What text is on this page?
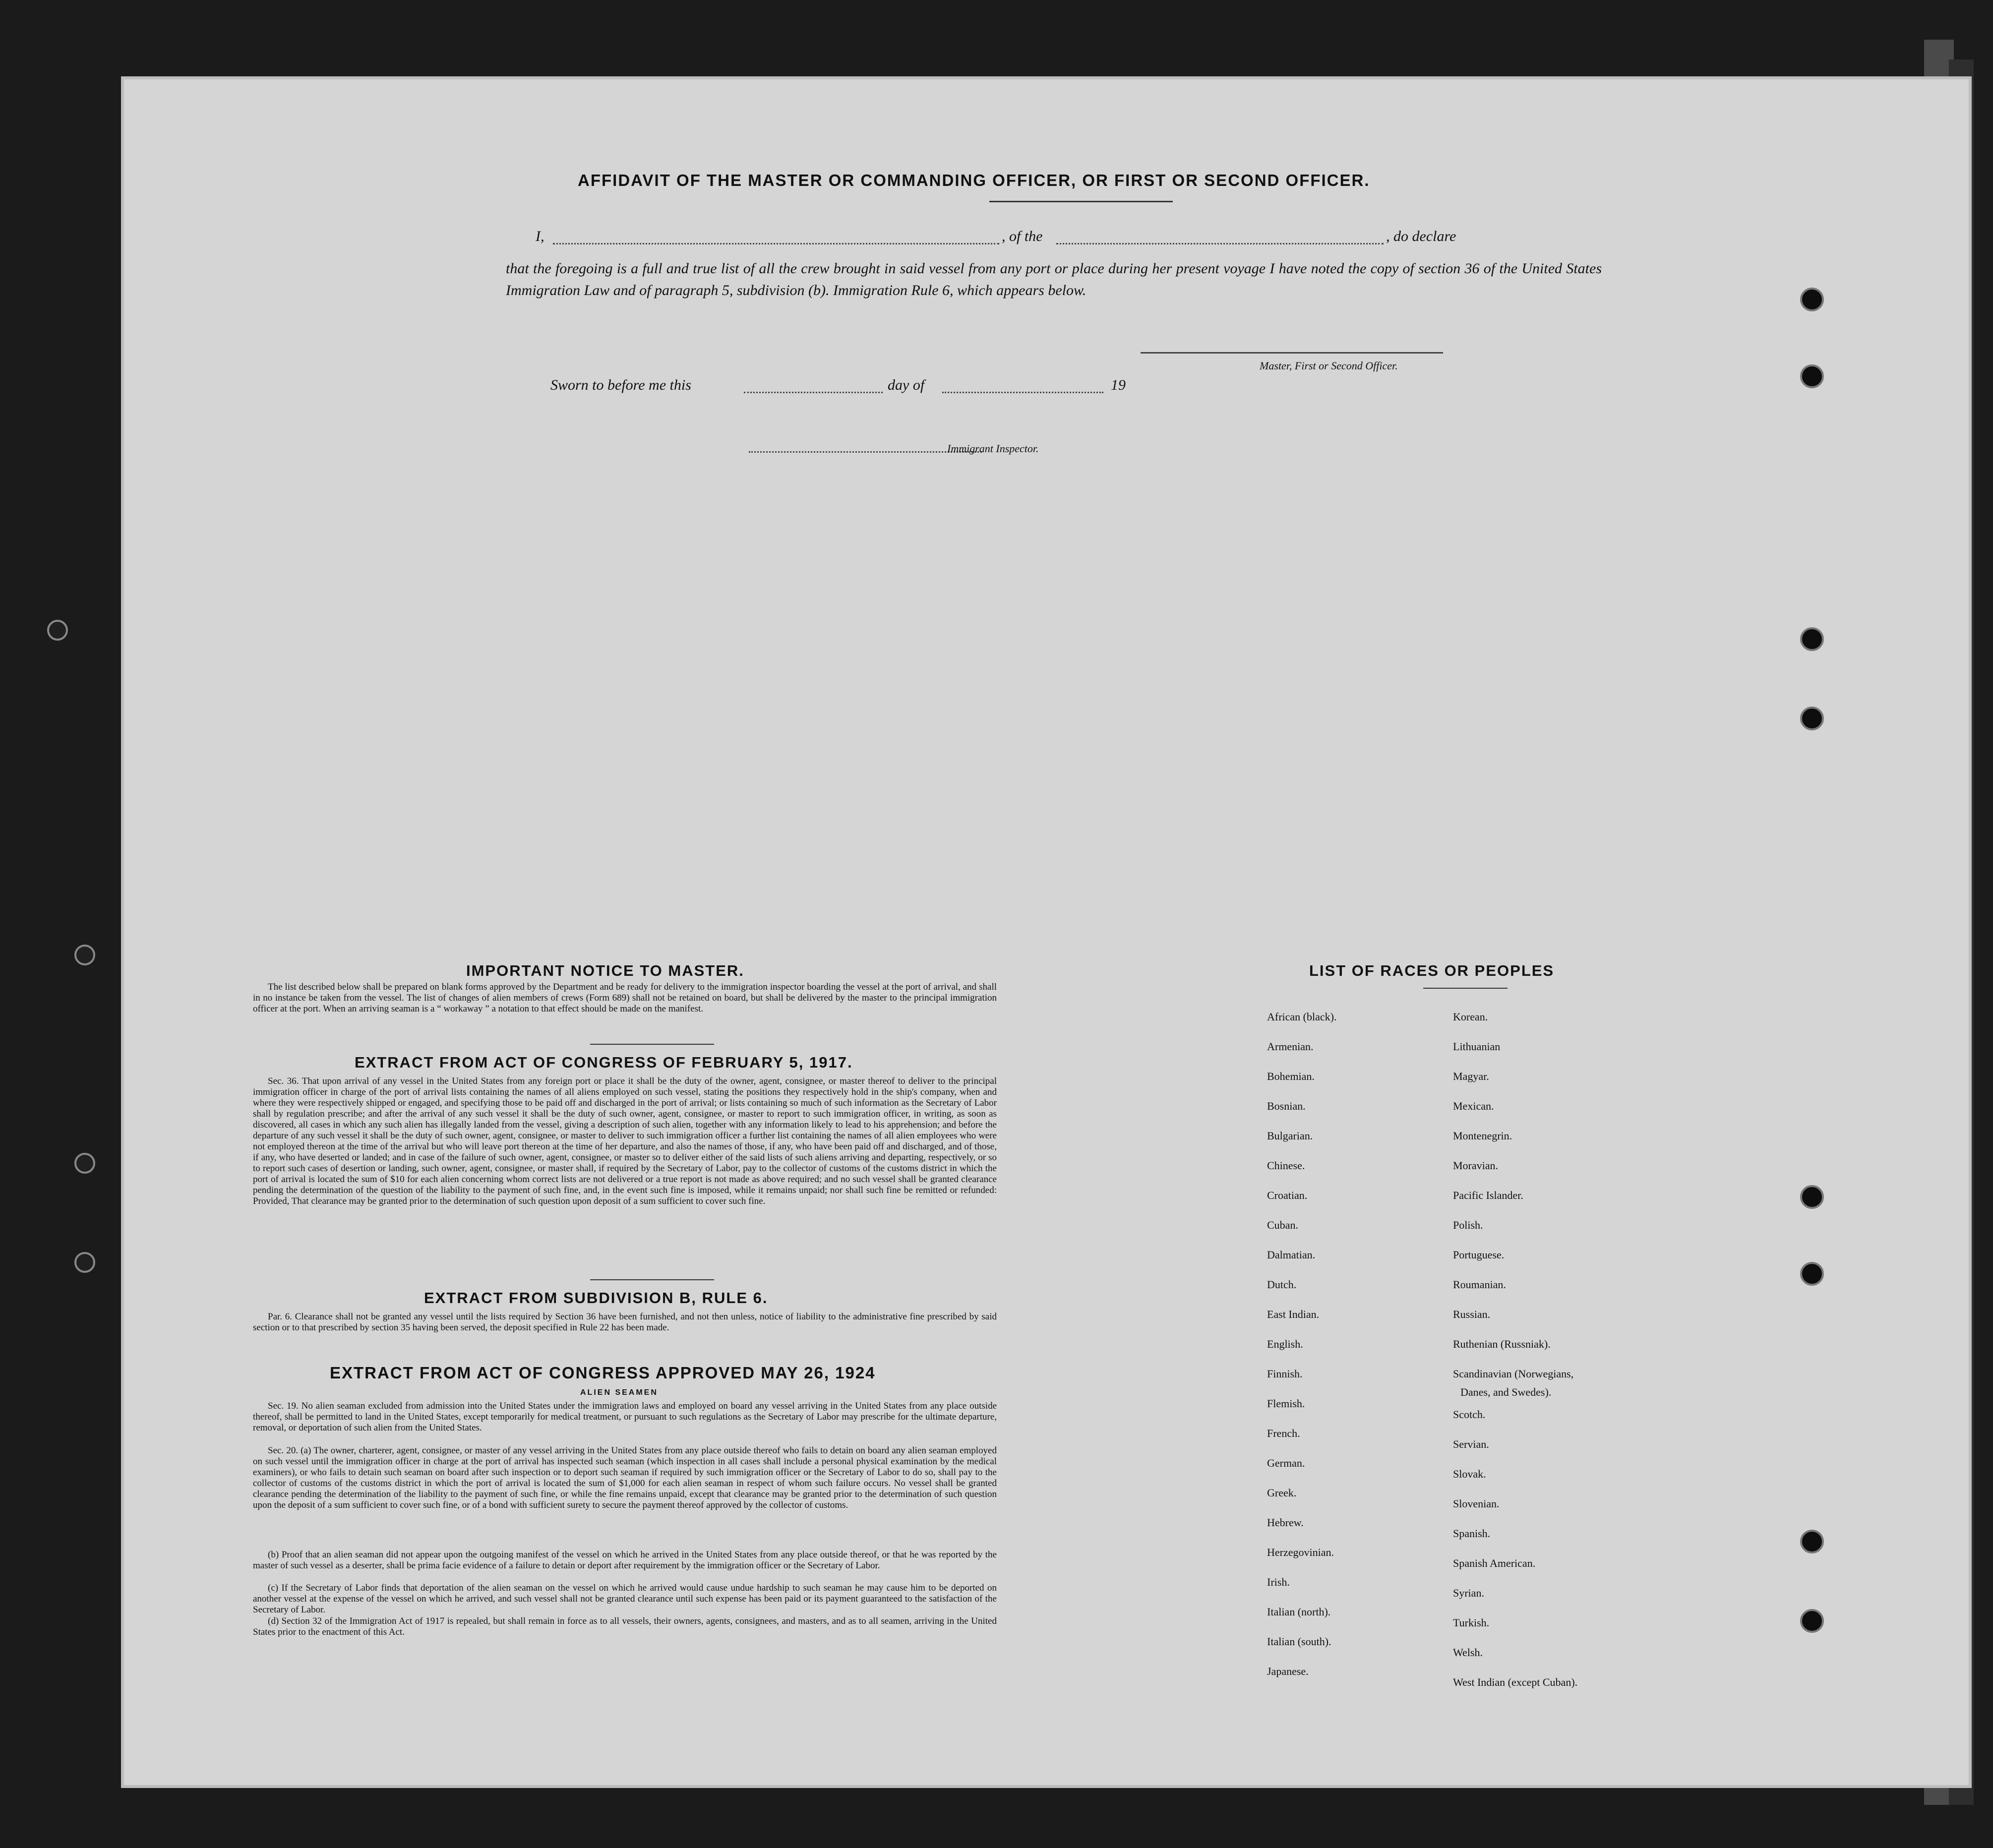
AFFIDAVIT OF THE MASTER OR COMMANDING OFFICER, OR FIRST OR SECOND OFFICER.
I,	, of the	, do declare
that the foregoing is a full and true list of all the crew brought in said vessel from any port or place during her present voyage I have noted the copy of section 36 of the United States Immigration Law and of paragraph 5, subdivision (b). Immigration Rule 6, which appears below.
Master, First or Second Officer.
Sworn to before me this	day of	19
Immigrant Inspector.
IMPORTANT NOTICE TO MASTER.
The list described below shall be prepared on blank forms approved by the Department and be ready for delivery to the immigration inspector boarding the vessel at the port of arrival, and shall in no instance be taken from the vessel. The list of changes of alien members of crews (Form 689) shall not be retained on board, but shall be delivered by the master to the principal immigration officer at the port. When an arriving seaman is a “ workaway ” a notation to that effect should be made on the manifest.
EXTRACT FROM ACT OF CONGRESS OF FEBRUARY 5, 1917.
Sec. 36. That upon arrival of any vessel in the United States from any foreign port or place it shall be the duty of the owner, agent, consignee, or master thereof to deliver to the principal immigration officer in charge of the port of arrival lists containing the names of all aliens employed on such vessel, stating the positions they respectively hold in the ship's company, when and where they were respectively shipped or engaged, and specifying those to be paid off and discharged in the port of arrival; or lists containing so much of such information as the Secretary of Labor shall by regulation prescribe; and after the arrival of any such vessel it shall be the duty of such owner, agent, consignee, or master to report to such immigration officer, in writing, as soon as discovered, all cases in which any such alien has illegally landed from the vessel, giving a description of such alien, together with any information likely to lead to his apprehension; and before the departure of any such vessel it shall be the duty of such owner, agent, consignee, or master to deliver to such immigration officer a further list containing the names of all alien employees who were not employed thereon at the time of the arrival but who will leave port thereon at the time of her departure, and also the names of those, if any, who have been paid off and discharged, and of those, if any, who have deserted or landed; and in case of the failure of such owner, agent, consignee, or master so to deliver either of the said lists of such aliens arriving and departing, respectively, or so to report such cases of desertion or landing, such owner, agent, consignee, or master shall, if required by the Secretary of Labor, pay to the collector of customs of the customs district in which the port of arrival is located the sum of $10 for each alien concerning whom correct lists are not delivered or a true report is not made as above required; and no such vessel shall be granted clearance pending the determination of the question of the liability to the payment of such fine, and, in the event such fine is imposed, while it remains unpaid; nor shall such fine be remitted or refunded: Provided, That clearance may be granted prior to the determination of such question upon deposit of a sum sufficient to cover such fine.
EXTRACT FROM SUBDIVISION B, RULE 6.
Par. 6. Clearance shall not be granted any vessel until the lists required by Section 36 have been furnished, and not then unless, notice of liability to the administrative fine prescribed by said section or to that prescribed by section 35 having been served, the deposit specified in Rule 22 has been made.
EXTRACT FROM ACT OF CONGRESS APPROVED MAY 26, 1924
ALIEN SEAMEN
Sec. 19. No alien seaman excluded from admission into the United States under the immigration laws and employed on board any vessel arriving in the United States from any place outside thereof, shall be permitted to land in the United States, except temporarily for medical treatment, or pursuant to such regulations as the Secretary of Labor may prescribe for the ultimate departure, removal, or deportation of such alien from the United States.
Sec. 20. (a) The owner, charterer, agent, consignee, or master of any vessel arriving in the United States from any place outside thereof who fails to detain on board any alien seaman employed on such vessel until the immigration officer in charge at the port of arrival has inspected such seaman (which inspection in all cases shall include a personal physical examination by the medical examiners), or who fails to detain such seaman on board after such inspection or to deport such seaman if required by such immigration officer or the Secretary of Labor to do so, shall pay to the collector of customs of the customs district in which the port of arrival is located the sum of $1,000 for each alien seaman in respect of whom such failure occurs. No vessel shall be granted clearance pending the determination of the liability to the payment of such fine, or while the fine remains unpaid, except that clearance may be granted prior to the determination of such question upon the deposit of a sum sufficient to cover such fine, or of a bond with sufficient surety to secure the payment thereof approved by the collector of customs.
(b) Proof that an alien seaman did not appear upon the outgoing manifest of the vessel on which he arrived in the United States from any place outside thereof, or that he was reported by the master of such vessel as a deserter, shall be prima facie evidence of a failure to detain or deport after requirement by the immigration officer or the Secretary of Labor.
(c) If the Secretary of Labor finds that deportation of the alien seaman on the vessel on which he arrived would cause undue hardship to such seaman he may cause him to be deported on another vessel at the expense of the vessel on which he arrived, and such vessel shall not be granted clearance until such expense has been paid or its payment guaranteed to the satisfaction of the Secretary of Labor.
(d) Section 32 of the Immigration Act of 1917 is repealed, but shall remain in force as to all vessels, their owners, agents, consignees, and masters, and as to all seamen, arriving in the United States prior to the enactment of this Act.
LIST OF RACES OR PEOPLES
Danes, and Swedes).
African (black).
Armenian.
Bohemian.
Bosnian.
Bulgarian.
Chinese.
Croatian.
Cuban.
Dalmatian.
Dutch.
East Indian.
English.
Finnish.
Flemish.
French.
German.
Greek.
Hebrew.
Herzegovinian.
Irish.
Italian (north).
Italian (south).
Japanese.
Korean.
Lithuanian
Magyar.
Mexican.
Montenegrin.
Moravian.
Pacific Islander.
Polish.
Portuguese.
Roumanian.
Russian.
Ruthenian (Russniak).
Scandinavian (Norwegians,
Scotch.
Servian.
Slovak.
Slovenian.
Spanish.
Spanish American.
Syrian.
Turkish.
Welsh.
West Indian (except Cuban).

____

_Stated problem_: Repeat all the records above exactly, leaving out any pictures.

_Complete answer_:
What text is on this page?
AFFIDAVIT OF THE MASTER OR COMMANDING OFFICER, OR FIRST OR SECOND OFFICER.
I,	, of the	, do declare
that the foregoing is a full and true list of all the crew brought in said vessel from any port or place during her present voyage I have noted the copy of section 36 of the United States Immigration Law and of paragraph 5, subdivision (b). Immigration Rule 6, which appears below.
Master, First or Second Officer.
Sworn to before me this	day of	19
Immigrant Inspector.
IMPORTANT NOTICE TO MASTER.
The list described below shall be prepared on blank forms approved by the Department and be ready for delivery to the immigration inspector boarding the vessel at the port of arrival, and shall in no instance be taken from the vessel. The list of changes of alien members of crews (Form 689) shall not be retained on board, but shall be delivered by the master to the principal immigration officer at the port. When an arriving seaman is a “ workaway ” a notation to that effect should be made on the manifest.
EXTRACT FROM ACT OF CONGRESS OF FEBRUARY 5, 1917.
Sec. 36. That upon arrival of any vessel in the United States from any foreign port or place it shall be the duty of the owner, agent, consignee, or master thereof to deliver to the principal immigration officer in charge of the port of arrival lists containing the names of all aliens employed on such vessel, stating the positions they respectively hold in the ship's company, when and where they were respectively shipped or engaged, and specifying those to be paid off and discharged in the port of arrival; or lists containing so much of such information as the Secretary of Labor shall by regulation prescribe; and after the arrival of any such vessel it shall be the duty of such owner, agent, consignee, or master to report to such immigration officer, in writing, as soon as discovered, all cases in which any such alien has illegally landed from the vessel, giving a description of such alien, together with any information likely to lead to his apprehension; and before the departure of any such vessel it shall be the duty of such owner, agent, consignee, or master to deliver to such immigration officer a further list containing the names of all alien employees who were not employed thereon at the time of the arrival but who will leave port thereon at the time of her departure, and also the names of those, if any, who have been paid off and discharged, and of those, if any, who have deserted or landed; and in case of the failure of such owner, agent, consignee, or master so to deliver either of the said lists of such aliens arriving and departing, respectively, or so to report such cases of desertion or landing, such owner, agent, consignee, or master shall, if required by the Secretary of Labor, pay to the collector of customs of the customs district in which the port of arrival is located the sum of $10 for each alien concerning whom correct lists are not delivered or a true report is not made as above required; and no such vessel shall be granted clearance pending the determination of the question of the liability to the payment of such fine, and, in the event such fine is imposed, while it remains unpaid; nor shall such fine be remitted or refunded: Provided, That clearance may be granted prior to the determination of such question upon deposit of a sum sufficient to cover such fine.
EXTRACT FROM SUBDIVISION B, RULE 6.
Par. 6. Clearance shall not be granted any vessel until the lists required by Section 36 have been furnished, and not then unless, notice of liability to the administrative fine prescribed by said section or to that prescribed by section 35 having been served, the deposit specified in Rule 22 has been made.
EXTRACT FROM ACT OF CONGRESS APPROVED MAY 26, 1924
ALIEN SEAMEN
Sec. 19. No alien seaman excluded from admission into the United States under the immigration laws and employed on board any vessel arriving in the United States from any place outside thereof, shall be permitted to land in the United States, except temporarily for medical treatment, or pursuant to such regulations as the Secretary of Labor may prescribe for the ultimate departure, removal, or deportation of such alien from the United States.
Sec. 20. (a) The owner, charterer, agent, consignee, or master of any vessel arriving in the United States from any place outside thereof who fails to detain on board any alien seaman employed on such vessel until the immigration officer in charge at the port of arrival has inspected such seaman (which inspection in all cases shall include a personal physical examination by the medical examiners), or who fails to detain such seaman on board after such inspection or to deport such seaman if required by such immigration officer or the Secretary of Labor to do so, shall pay to the collector of customs of the customs district in which the port of arrival is located the sum of $1,000 for each alien seaman in respect of whom such failure occurs. No vessel shall be granted clearance pending the determination of the liability to the payment of such fine, or while the fine remains unpaid, except that clearance may be granted prior to the determination of such question upon the deposit of a sum sufficient to cover such fine, or of a bond with sufficient surety to secure the payment thereof approved by the collector of customs.
(b) Proof that an alien seaman did not appear upon the outgoing manifest of the vessel on which he arrived in the United States from any place outside thereof, or that he was reported by the master of such vessel as a deserter, shall be prima facie evidence of a failure to detain or deport after requirement by the immigration officer or the Secretary of Labor.
(c) If the Secretary of Labor finds that deportation of the alien seaman on the vessel on which he arrived would cause undue hardship to such seaman he may cause him to be deported on another vessel at the expense of the vessel on which he arrived, and such vessel shall not be granted clearance until such expense has been paid or its payment guaranteed to the satisfaction of the Secretary of Labor.
(d) Section 32 of the Immigration Act of 1917 is repealed, but shall remain in force as to all vessels, their owners, agents, consignees, and masters, and as to all seamen, arriving in the United States prior to the enactment of this Act.
LIST OF RACES OR PEOPLES
Danes, and Swedes).
African (black).
Armenian.
Bohemian.
Bosnian.
Bulgarian.
Chinese.
Croatian.
Cuban.
Dalmatian.
Dutch.
East Indian.
English.
Finnish.
Flemish.
French.
German.
Greek.
Hebrew.
Herzegovinian.
Irish.
Italian (north).
Italian (south).
Japanese.
Korean.
Lithuanian
Magyar.
Mexican.
Montenegrin.
Moravian.
Pacific Islander.
Polish.
Portuguese.
Roumanian.
Russian.
Ruthenian (Russniak).
Scandinavian (Norwegians,
Scotch.
Servian.
Slovak.
Slovenian.
Spanish.
Spanish American.
Syrian.
Turkish.
Welsh.
West Indian (except Cuban).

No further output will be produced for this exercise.